▸ **WORK INSTRUCTIONS**:
Return the full material exactly.

Start LISTED RECORDS

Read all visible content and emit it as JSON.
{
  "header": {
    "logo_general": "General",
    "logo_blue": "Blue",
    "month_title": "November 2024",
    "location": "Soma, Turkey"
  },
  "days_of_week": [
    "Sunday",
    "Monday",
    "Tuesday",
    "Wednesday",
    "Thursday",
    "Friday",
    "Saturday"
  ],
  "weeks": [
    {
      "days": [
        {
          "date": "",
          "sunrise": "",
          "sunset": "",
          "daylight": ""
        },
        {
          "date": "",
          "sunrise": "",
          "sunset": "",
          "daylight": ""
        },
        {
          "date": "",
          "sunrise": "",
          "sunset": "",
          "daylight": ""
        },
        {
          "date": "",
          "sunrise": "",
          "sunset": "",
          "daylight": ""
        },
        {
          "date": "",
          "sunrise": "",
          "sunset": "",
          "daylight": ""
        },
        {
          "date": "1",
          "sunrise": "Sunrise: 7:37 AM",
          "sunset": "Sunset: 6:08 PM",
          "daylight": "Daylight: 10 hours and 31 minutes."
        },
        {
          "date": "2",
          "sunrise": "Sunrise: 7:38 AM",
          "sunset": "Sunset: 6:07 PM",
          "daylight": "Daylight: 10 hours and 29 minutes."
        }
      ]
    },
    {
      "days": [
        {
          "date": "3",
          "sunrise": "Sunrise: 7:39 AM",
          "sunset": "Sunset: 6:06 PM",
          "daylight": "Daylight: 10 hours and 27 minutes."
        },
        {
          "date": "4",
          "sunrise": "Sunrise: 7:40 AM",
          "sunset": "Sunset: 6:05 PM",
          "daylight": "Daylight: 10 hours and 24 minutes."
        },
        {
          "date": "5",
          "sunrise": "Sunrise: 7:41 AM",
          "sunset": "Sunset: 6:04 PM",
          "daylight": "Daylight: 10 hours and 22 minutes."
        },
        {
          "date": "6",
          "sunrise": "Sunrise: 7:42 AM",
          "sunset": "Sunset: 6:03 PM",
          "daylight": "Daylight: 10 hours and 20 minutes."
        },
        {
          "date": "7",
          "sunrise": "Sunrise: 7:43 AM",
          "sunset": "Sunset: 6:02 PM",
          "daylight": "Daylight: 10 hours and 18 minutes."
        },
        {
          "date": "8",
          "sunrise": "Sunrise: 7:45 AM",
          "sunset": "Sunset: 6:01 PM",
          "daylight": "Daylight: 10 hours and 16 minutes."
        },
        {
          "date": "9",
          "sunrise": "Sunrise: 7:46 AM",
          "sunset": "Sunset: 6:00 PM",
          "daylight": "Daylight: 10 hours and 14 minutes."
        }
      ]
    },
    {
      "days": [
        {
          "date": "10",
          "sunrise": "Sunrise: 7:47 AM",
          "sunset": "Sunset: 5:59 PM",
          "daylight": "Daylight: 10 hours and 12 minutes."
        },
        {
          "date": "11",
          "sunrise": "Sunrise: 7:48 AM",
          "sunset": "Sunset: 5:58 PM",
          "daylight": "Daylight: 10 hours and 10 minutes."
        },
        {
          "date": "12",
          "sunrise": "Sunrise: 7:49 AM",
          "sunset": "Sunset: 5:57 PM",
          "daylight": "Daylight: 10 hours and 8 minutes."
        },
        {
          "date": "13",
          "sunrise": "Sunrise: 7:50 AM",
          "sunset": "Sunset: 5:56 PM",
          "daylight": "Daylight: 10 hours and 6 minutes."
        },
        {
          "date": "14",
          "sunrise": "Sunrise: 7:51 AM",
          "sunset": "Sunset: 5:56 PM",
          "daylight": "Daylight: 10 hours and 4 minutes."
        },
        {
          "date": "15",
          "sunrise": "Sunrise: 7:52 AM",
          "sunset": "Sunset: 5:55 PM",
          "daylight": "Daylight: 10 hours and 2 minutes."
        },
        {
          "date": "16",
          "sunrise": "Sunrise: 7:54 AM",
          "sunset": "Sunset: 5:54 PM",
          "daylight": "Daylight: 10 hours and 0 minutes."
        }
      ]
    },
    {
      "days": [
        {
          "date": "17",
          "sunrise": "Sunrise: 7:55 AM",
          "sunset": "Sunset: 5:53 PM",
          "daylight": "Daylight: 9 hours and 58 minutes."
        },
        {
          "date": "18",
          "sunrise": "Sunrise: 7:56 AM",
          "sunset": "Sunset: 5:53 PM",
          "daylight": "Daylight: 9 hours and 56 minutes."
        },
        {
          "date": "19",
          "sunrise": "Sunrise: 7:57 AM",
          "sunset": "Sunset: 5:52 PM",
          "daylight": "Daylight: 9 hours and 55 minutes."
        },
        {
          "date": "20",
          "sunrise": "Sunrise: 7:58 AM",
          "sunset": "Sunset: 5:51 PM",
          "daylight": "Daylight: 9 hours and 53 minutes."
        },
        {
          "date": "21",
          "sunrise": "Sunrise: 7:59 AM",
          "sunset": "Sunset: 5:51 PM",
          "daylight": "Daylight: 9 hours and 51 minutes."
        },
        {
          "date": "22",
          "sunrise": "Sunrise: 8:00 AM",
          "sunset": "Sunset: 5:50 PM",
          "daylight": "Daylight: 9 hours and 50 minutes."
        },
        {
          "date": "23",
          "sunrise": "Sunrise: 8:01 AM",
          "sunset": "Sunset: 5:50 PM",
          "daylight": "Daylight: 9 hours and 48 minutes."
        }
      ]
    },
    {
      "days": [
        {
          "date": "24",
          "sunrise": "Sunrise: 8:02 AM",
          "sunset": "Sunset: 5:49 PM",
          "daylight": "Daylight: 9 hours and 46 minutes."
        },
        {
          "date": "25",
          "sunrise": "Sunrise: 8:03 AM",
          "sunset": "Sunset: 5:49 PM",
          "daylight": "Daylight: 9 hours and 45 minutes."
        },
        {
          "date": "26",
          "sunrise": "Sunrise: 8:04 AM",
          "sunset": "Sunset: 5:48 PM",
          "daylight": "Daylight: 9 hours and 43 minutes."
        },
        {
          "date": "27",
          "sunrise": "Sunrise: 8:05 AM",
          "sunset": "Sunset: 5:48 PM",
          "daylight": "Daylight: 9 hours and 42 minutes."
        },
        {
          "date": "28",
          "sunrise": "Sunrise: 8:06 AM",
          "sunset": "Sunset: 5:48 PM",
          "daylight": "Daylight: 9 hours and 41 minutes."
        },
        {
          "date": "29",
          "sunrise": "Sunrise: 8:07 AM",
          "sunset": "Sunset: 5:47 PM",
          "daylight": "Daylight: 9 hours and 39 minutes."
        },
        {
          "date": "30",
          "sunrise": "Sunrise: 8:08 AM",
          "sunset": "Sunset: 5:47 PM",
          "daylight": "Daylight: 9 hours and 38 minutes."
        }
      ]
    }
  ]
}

End LISTED RECORDS

▸ **SOLUTION TO THE EXERCISE**:
Read all visible content and emit it as JSON.
{
  "header": {
    "logo_general": "General",
    "logo_blue": "Blue",
    "month_title": "November 2024",
    "location": "Soma, Turkey"
  },
  "days_of_week": [
    "Sunday",
    "Monday",
    "Tuesday",
    "Wednesday",
    "Thursday",
    "Friday",
    "Saturday"
  ],
  "weeks": [
    {
      "days": [
        {
          "date": "",
          "sunrise": "",
          "sunset": "",
          "daylight": ""
        },
        {
          "date": "",
          "sunrise": "",
          "sunset": "",
          "daylight": ""
        },
        {
          "date": "",
          "sunrise": "",
          "sunset": "",
          "daylight": ""
        },
        {
          "date": "",
          "sunrise": "",
          "sunset": "",
          "daylight": ""
        },
        {
          "date": "",
          "sunrise": "",
          "sunset": "",
          "daylight": ""
        },
        {
          "date": "1",
          "sunrise": "Sunrise: 7:37 AM",
          "sunset": "Sunset: 6:08 PM",
          "daylight": "Daylight: 10 hours and 31 minutes."
        },
        {
          "date": "2",
          "sunrise": "Sunrise: 7:38 AM",
          "sunset": "Sunset: 6:07 PM",
          "daylight": "Daylight: 10 hours and 29 minutes."
        }
      ]
    },
    {
      "days": [
        {
          "date": "3",
          "sunrise": "Sunrise: 7:39 AM",
          "sunset": "Sunset: 6:06 PM",
          "daylight": "Daylight: 10 hours and 27 minutes."
        },
        {
          "date": "4",
          "sunrise": "Sunrise: 7:40 AM",
          "sunset": "Sunset: 6:05 PM",
          "daylight": "Daylight: 10 hours and 24 minutes."
        },
        {
          "date": "5",
          "sunrise": "Sunrise: 7:41 AM",
          "sunset": "Sunset: 6:04 PM",
          "daylight": "Daylight: 10 hours and 22 minutes."
        },
        {
          "date": "6",
          "sunrise": "Sunrise: 7:42 AM",
          "sunset": "Sunset: 6:03 PM",
          "daylight": "Daylight: 10 hours and 20 minutes."
        },
        {
          "date": "7",
          "sunrise": "Sunrise: 7:43 AM",
          "sunset": "Sunset: 6:02 PM",
          "daylight": "Daylight: 10 hours and 18 minutes."
        },
        {
          "date": "8",
          "sunrise": "Sunrise: 7:45 AM",
          "sunset": "Sunset: 6:01 PM",
          "daylight": "Daylight: 10 hours and 16 minutes."
        },
        {
          "date": "9",
          "sunrise": "Sunrise: 7:46 AM",
          "sunset": "Sunset: 6:00 PM",
          "daylight": "Daylight: 10 hours and 14 minutes."
        }
      ]
    },
    {
      "days": [
        {
          "date": "10",
          "sunrise": "Sunrise: 7:47 AM",
          "sunset": "Sunset: 5:59 PM",
          "daylight": "Daylight: 10 hours and 12 minutes."
        },
        {
          "date": "11",
          "sunrise": "Sunrise: 7:48 AM",
          "sunset": "Sunset: 5:58 PM",
          "daylight": "Daylight: 10 hours and 10 minutes."
        },
        {
          "date": "12",
          "sunrise": "Sunrise: 7:49 AM",
          "sunset": "Sunset: 5:57 PM",
          "daylight": "Daylight: 10 hours and 8 minutes."
        },
        {
          "date": "13",
          "sunrise": "Sunrise: 7:50 AM",
          "sunset": "Sunset: 5:56 PM",
          "daylight": "Daylight: 10 hours and 6 minutes."
        },
        {
          "date": "14",
          "sunrise": "Sunrise: 7:51 AM",
          "sunset": "Sunset: 5:56 PM",
          "daylight": "Daylight: 10 hours and 4 minutes."
        },
        {
          "date": "15",
          "sunrise": "Sunrise: 7:52 AM",
          "sunset": "Sunset: 5:55 PM",
          "daylight": "Daylight: 10 hours and 2 minutes."
        },
        {
          "date": "16",
          "sunrise": "Sunrise: 7:54 AM",
          "sunset": "Sunset: 5:54 PM",
          "daylight": "Daylight: 10 hours and 0 minutes."
        }
      ]
    },
    {
      "days": [
        {
          "date": "17",
          "sunrise": "Sunrise: 7:55 AM",
          "sunset": "Sunset: 5:53 PM",
          "daylight": "Daylight: 9 hours and 58 minutes."
        },
        {
          "date": "18",
          "sunrise": "Sunrise: 7:56 AM",
          "sunset": "Sunset: 5:53 PM",
          "daylight": "Daylight: 9 hours and 56 minutes."
        },
        {
          "date": "19",
          "sunrise": "Sunrise: 7:57 AM",
          "sunset": "Sunset: 5:52 PM",
          "daylight": "Daylight: 9 hours and 55 minutes."
        },
        {
          "date": "20",
          "sunrise": "Sunrise: 7:58 AM",
          "sunset": "Sunset: 5:51 PM",
          "daylight": "Daylight: 9 hours and 53 minutes."
        },
        {
          "date": "21",
          "sunrise": "Sunrise: 7:59 AM",
          "sunset": "Sunset: 5:51 PM",
          "daylight": "Daylight: 9 hours and 51 minutes."
        },
        {
          "date": "22",
          "sunrise": "Sunrise: 8:00 AM",
          "sunset": "Sunset: 5:50 PM",
          "daylight": "Daylight: 9 hours and 50 minutes."
        },
        {
          "date": "23",
          "sunrise": "Sunrise: 8:01 AM",
          "sunset": "Sunset: 5:50 PM",
          "daylight": "Daylight: 9 hours and 48 minutes."
        }
      ]
    },
    {
      "days": [
        {
          "date": "24",
          "sunrise": "Sunrise: 8:02 AM",
          "sunset": "Sunset: 5:49 PM",
          "daylight": "Daylight: 9 hours and 46 minutes."
        },
        {
          "date": "25",
          "sunrise": "Sunrise: 8:03 AM",
          "sunset": "Sunset: 5:49 PM",
          "daylight": "Daylight: 9 hours and 45 minutes."
        },
        {
          "date": "26",
          "sunrise": "Sunrise: 8:04 AM",
          "sunset": "Sunset: 5:48 PM",
          "daylight": "Daylight: 9 hours and 43 minutes."
        },
        {
          "date": "27",
          "sunrise": "Sunrise: 8:05 AM",
          "sunset": "Sunset: 5:48 PM",
          "daylight": "Daylight: 9 hours and 42 minutes."
        },
        {
          "date": "28",
          "sunrise": "Sunrise: 8:06 AM",
          "sunset": "Sunset: 5:48 PM",
          "daylight": "Daylight: 9 hours and 41 minutes."
        },
        {
          "date": "29",
          "sunrise": "Sunrise: 8:07 AM",
          "sunset": "Sunset: 5:47 PM",
          "daylight": "Daylight: 9 hours and 39 minutes."
        },
        {
          "date": "30",
          "sunrise": "Sunrise: 8:08 AM",
          "sunset": "Sunset: 5:47 PM",
          "daylight": "Daylight: 9 hours and 38 minutes."
        }
      ]
    }
  ]
}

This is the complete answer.